EXTRACT TO READ:
┄┄┄┄┄┄┄┄┄┄
Monday, 20th of August 2012

 

• ESTIMATING THE EXTENT OF VACCINE-DERIVED POLIOVIRUS

PLoS ONE. 2008; 3(10): e3433.

Published online 2008 October 29.

Abstract below; full text is at http://www.ncbi.nlm.nih.gov/pmc/articles/PMC2570794/?tool=pubmed

Estimating the Extent of Vaccine-Derived Poliovirus Infection

Alison Wringe,1,* Paul E. M. Fine,1 Roland W. Sutter,2 and Olen M. Kew3

1Department of Epidemiology and Population Health, London School of Hygiene and Tropical Medicine, London, England

2Polio Eradication Department, World Health Organization, Geneva, Switzerland

3Division of Viral Diseases, Centers for Disease Control and Prevention, Atlanta, Georgia, United States of America

* E-mail: alison.wringe@lshtm.ac.uk

Conceived and designed the experiments: PEMF RWS OMK. Analyzed the data: AW PEMF RWS OMK. Wrote the paper: AW. Contributed to drafting and revising the manuscript: PEMF RWS OMK.

Jose Esparza, Editor

Received July 9, 2008; Accepted September 1, 2008.

Copyright This is an open-access article distributed under the terms of the Creative Commons Public Domain declaration which stipulates that, once placed in the public domain, this work may be freely reproduced, distributed, transmitted, modified, built upon, or otherwise used by anyone for any lawful purpose.

This article has been cited by other articles in PMC.

Abstract

Background

Eight outbreaks of paralytic polio attributable to circulating vaccine-derived poliovirus (cVDPV) have highlighted the risks associated with oral poliovirus vaccine (OPV) use in areas of low vaccination coverage and poor hygiene. As the Polio Eradication Initiative enters its final stages, it is important to consider the extent to which these viruses spread under different conditions, so that appropriate strategies can be devised to prevent or respond to future cVDPV outbreaks.

Methods and Findings

This paper examines epidemiological (temporal, geographic, age, vaccine history, social group, ascertainment), and virological (type, genetic diversity, virulence) parameters in order to infer the numbers of individuals likely to have been infected in each of these cVDPV outbreaks, and in association with single acute flaccid paralysis (AFP) cases attributable to VDPVs. Although only 114 virologically-confirmed paralytic cases were identified in the eight cVDPV outbreaks, it is likely that a minimum of hundreds of thousands, and more likely several million individuals were infected during these events, and that many thousands more have been infected by VDPV lineages within outbreaks which have escaped detection.

Conclusions

Our estimates of the extent of cVDPV circulation suggest widespread transmission in some countries, as might be expected from endemic wild poliovirus transmission in these same settings. These methods for inferring extent of infection will be useful in the context of identifying future surveillance needs, planning for OPV cessation and preparing outbreak response plans.
┄┄┄┄┄┄┄┄┄┄
DATA RECORDS:
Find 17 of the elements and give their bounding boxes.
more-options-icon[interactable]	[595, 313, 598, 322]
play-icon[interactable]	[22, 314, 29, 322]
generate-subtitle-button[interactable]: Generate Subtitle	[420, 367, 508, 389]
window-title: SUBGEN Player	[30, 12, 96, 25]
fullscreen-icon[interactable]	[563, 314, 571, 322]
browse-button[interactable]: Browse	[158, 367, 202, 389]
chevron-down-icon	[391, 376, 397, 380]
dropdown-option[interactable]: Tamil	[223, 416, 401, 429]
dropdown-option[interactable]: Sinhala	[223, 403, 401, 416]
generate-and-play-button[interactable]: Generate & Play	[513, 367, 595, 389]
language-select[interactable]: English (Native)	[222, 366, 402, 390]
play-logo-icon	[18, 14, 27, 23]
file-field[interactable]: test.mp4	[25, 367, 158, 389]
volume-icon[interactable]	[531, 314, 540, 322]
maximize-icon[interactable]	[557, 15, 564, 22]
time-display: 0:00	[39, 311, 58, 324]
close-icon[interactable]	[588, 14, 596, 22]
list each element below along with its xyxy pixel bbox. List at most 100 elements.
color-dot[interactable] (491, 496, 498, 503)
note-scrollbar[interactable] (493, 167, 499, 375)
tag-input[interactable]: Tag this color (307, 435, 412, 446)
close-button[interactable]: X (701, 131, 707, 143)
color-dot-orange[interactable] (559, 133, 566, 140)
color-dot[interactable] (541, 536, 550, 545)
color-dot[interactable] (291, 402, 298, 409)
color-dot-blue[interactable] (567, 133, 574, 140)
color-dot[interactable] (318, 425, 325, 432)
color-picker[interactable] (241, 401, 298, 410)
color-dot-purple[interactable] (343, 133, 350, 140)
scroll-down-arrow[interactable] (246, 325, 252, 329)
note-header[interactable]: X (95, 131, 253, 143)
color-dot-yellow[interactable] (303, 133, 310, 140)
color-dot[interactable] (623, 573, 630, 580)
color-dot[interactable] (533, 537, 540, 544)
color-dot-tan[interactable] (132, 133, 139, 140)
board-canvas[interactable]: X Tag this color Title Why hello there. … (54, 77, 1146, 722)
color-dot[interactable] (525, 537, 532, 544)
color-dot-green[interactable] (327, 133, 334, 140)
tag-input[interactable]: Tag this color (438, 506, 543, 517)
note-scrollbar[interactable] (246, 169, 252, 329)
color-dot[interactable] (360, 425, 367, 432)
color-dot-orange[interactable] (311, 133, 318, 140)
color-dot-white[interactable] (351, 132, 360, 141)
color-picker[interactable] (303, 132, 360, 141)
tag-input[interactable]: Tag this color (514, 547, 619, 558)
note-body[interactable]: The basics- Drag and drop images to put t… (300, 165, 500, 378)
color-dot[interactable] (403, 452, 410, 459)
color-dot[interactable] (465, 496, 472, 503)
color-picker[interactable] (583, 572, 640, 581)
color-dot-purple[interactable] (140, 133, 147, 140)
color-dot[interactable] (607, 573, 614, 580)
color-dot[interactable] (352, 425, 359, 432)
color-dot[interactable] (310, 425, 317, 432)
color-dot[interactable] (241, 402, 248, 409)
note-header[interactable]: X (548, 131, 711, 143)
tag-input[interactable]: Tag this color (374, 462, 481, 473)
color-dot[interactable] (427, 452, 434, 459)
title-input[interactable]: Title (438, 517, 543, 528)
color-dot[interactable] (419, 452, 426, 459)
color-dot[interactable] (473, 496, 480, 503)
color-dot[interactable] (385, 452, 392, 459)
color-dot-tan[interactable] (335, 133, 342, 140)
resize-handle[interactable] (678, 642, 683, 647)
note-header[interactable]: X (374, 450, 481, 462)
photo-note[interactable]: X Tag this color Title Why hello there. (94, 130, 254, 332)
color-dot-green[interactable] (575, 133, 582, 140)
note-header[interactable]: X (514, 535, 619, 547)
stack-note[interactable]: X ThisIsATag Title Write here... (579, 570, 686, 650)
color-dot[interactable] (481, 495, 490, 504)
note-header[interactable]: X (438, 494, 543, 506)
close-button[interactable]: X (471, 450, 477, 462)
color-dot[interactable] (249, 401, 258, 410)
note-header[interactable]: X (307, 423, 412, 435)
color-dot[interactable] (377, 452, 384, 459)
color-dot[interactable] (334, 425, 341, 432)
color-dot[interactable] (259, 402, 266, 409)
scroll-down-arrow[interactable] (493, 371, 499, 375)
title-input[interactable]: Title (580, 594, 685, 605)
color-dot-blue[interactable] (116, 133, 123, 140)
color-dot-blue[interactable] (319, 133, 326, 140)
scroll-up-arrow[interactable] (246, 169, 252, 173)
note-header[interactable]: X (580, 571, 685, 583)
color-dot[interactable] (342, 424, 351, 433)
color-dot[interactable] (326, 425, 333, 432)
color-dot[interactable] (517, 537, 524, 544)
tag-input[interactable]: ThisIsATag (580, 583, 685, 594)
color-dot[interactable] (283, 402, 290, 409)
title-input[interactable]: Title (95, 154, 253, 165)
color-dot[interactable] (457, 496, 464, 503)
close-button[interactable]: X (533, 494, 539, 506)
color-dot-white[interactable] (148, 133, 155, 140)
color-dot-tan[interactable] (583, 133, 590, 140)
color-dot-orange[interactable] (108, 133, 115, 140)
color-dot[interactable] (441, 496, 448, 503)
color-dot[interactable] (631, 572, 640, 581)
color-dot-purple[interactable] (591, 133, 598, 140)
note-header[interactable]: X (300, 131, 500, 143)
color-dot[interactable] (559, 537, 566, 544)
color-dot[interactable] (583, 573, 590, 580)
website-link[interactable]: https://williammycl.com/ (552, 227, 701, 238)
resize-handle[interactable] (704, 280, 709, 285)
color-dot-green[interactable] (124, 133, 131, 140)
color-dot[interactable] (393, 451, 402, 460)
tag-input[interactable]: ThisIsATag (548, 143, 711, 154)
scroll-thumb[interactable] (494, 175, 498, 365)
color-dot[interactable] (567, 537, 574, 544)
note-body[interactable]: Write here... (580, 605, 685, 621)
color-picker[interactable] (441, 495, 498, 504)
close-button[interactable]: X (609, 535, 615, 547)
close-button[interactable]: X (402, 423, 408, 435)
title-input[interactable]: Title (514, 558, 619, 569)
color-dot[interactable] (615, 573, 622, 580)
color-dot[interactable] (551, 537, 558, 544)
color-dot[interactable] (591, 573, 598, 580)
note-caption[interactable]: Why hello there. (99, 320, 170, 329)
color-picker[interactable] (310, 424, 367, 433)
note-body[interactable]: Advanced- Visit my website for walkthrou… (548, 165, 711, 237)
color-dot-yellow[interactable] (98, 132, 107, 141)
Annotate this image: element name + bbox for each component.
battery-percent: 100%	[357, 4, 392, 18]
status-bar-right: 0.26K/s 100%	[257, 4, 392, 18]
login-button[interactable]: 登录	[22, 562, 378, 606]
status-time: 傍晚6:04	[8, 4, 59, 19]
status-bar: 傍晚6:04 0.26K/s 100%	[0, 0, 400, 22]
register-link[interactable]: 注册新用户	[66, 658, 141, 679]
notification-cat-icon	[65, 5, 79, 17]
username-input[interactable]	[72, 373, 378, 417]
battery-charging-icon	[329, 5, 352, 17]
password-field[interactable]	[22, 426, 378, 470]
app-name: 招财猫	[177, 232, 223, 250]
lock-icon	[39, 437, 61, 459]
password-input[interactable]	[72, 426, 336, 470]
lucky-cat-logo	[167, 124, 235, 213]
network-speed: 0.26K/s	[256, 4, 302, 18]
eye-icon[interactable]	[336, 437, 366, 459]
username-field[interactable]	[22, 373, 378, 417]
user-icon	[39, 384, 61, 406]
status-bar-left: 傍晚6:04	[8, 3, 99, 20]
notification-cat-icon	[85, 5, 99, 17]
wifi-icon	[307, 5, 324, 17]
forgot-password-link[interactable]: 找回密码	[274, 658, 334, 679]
┄┄┄┄┄┄┄┄┄┄
TASK REQUIREMENTS:
A) Answer these questions using the vaccine-derived poliovirus excerpt.
(i) On what date was the article received?
(ii) How many virologically-confirmed paralytic cases were identified in the eight cVDPV outbreaks?
(iii) Who is listed as editor?
B) Reproduce the vaccine-derived poliovirus excerpt between "3Division of Viral" and "September 1, 2008.", inclusive.

ANSWERS BY ITEM:
A)
(i) July 9, 2008
(ii) 114
(iii) Jose Esparza

B)
3Division of Viral Diseases, Centers for Disease Control and Prevention, Atlanta, Georgia, United States of America

* E-mail: alison.wringe@lshtm.ac.uk

Conceived and designed the experiments: PEMF RWS OMK. Analyzed the data: AW PEMF RWS OMK. Wrote the paper: AW. Contributed to drafting and revising the manuscript: PEMF RWS OMK.

Jose Esparza, Editor

Received July 9, 2008; Accepted September 1, 2008.